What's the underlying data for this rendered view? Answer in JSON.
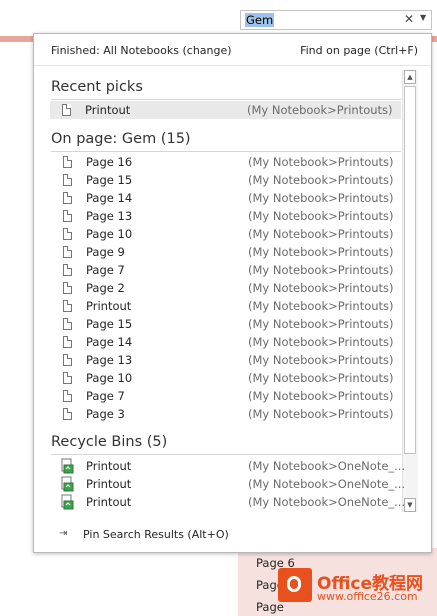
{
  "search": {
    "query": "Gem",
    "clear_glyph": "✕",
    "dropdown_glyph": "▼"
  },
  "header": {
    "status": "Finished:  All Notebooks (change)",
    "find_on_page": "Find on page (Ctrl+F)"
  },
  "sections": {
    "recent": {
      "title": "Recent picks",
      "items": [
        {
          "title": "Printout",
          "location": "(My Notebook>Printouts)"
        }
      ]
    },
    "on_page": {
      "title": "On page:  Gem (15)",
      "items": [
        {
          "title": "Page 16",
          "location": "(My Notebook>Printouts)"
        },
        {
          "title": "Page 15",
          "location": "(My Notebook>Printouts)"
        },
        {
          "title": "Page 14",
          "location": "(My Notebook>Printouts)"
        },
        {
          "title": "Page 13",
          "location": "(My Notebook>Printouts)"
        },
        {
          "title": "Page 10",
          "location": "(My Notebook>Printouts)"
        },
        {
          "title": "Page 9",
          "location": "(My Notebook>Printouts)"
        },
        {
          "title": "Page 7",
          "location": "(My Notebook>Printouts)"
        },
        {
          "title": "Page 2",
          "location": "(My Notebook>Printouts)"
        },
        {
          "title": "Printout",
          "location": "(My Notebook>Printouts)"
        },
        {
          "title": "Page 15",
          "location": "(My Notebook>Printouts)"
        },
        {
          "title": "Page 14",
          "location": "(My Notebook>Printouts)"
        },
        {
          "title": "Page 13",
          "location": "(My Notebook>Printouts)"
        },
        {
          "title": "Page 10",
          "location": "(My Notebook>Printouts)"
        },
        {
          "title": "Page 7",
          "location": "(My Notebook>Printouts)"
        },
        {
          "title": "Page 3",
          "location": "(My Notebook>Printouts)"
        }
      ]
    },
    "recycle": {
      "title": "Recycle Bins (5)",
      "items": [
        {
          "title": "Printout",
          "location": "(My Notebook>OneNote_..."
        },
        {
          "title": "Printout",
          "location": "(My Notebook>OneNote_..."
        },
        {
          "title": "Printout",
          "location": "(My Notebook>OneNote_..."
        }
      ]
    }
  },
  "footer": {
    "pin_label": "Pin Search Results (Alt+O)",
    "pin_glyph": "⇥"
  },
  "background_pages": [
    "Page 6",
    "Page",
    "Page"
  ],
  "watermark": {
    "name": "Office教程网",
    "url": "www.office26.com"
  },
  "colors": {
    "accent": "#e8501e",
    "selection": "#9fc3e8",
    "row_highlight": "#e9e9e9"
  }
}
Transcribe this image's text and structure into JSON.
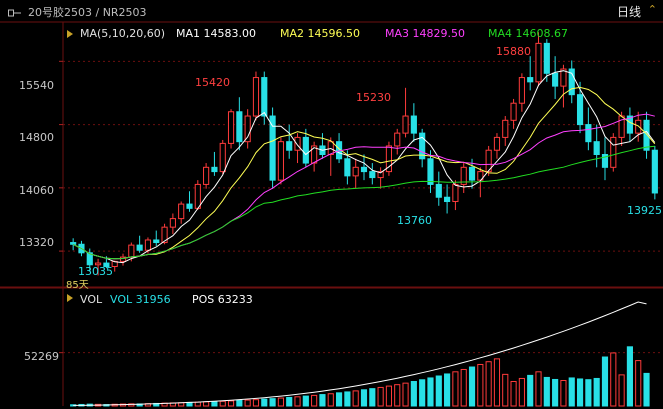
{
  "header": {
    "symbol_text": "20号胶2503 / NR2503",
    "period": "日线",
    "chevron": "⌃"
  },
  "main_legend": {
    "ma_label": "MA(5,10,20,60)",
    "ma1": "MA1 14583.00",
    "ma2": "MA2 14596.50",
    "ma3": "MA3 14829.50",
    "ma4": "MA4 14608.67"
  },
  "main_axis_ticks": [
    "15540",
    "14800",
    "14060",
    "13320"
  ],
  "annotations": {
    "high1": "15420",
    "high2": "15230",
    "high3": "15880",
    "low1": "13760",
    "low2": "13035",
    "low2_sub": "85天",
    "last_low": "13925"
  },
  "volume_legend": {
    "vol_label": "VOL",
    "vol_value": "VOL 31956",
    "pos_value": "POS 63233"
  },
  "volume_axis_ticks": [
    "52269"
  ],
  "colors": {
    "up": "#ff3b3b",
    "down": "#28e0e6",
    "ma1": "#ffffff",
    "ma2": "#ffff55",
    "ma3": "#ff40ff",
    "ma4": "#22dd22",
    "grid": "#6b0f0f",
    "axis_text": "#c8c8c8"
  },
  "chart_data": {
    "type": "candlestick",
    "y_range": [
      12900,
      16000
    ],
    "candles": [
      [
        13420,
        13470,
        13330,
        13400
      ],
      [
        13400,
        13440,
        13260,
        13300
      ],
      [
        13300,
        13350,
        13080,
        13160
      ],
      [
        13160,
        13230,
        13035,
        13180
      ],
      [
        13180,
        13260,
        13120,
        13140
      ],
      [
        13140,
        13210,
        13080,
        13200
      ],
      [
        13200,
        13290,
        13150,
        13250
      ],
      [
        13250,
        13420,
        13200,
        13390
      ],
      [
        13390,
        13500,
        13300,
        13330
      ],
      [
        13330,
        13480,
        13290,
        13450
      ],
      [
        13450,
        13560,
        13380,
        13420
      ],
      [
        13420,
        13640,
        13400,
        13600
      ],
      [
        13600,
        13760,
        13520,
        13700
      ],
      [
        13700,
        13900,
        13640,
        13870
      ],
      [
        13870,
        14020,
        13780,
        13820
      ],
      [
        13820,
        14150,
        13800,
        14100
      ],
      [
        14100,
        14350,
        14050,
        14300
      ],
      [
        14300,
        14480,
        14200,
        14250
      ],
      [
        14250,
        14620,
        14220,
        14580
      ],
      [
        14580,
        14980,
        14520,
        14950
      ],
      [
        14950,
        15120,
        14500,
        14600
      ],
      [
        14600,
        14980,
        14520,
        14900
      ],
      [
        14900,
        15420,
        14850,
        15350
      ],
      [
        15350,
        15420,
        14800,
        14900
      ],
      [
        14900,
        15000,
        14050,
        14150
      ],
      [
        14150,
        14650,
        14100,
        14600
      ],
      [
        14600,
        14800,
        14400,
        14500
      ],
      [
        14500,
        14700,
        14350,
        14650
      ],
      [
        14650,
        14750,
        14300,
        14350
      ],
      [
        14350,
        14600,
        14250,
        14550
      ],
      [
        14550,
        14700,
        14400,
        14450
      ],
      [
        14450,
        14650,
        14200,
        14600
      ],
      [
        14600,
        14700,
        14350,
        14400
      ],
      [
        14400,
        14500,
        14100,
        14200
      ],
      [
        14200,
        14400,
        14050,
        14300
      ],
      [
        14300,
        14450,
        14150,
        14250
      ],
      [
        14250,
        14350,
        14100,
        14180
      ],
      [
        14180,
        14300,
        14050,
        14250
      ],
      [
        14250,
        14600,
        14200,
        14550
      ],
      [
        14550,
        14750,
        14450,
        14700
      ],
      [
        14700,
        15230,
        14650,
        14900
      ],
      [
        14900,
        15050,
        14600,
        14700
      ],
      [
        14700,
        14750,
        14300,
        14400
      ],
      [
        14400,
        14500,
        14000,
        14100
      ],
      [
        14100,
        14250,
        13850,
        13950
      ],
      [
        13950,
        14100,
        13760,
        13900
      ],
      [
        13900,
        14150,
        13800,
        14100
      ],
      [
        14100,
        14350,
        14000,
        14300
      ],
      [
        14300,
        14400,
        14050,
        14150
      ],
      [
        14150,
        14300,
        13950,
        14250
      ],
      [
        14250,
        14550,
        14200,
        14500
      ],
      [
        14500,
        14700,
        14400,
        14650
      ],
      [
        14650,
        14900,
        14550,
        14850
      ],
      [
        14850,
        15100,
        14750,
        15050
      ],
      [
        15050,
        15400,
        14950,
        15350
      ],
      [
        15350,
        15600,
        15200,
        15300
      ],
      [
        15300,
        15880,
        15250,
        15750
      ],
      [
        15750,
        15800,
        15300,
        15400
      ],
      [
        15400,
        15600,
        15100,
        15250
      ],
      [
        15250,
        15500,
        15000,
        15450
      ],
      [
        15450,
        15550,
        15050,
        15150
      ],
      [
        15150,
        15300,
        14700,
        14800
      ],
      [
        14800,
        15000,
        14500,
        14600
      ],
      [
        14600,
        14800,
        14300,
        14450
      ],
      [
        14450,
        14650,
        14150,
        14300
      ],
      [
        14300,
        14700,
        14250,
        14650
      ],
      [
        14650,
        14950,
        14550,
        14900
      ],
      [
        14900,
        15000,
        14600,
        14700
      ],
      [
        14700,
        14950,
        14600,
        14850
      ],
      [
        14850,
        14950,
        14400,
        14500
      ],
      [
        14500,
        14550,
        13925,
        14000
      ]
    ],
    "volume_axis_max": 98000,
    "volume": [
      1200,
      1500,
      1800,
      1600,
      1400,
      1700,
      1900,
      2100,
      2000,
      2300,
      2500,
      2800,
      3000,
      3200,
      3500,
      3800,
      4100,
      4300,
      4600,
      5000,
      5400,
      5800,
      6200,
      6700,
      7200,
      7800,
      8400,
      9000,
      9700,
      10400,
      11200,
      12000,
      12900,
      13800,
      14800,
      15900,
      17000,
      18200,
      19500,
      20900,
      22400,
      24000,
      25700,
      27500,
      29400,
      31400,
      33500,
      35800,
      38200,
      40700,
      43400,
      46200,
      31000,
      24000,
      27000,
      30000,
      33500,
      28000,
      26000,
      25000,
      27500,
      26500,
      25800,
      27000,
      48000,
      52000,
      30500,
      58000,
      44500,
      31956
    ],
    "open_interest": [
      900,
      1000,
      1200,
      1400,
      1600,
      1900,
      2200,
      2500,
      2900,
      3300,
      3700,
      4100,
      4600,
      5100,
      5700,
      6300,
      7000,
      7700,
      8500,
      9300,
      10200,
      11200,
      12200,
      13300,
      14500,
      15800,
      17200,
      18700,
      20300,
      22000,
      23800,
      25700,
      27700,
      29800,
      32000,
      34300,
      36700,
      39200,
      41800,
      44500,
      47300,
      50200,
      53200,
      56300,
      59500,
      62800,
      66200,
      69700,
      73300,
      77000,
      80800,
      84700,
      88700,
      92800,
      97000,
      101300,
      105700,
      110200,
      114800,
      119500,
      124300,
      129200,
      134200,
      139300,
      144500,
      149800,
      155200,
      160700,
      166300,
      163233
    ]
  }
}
•••
Report how many lines of the listing above include the word "this". Say nothing but the number.

__TASK RESPONSE__
2